__Work to do__.
Transcribe all the entries word for word, skipping the pictures.

__Record set__.
● ● ● ● ● ● ●

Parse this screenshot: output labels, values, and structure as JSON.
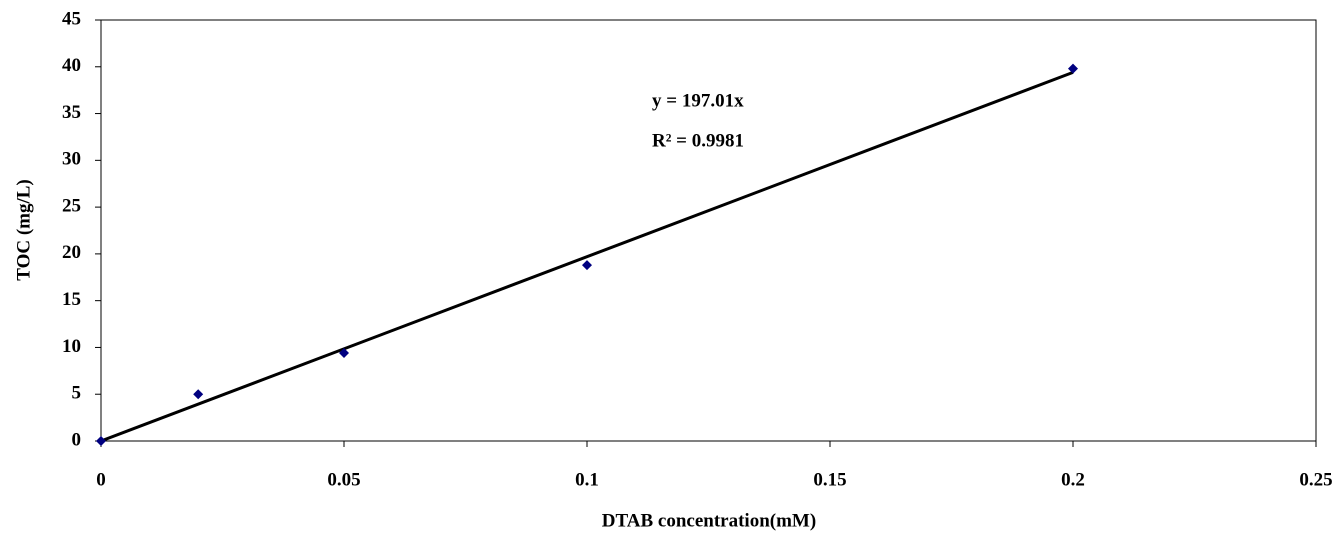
{
  "chart_data": {
    "type": "scatter",
    "x_label": "DTAB concentration(mM)",
    "y_label": "TOC (mg/L)",
    "x": [
      0,
      0.02,
      0.05,
      0.1,
      0.2
    ],
    "values": [
      0,
      5,
      9.4,
      18.8,
      39.8
    ],
    "color": "#000080",
    "trendline": {
      "slope": 197.01,
      "color": "#000000"
    },
    "annotations": [
      "y = 197.01x",
      "R² = 0.9981"
    ],
    "xlim": [
      0,
      0.25
    ],
    "xticks": [
      0,
      0.05,
      0.1,
      0.15,
      0.2,
      0.25
    ],
    "ylim": [
      0,
      45
    ],
    "yticks": [
      0,
      5,
      10,
      15,
      20,
      25,
      30,
      35,
      40,
      45
    ],
    "grid": false
  }
}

● ● ● ● ● ● ●

__Complete answer__.
Parse this screenshot: output labels, values, and structure as JSON.
{
  "chart_data": {
    "type": "scatter",
    "x_label": "DTAB concentration(mM)",
    "y_label": "TOC (mg/L)",
    "x": [
      0,
      0.02,
      0.05,
      0.1,
      0.2
    ],
    "values": [
      0,
      5,
      9.4,
      18.8,
      39.8
    ],
    "color": "#000080",
    "trendline": {
      "slope": 197.01,
      "color": "#000000"
    },
    "annotations": [
      "y = 197.01x",
      "R² = 0.9981"
    ],
    "xlim": [
      0,
      0.25
    ],
    "xticks": [
      0,
      0.05,
      0.1,
      0.15,
      0.2,
      0.25
    ],
    "ylim": [
      0,
      45
    ],
    "yticks": [
      0,
      5,
      10,
      15,
      20,
      25,
      30,
      35,
      40,
      45
    ],
    "grid": false
  }
}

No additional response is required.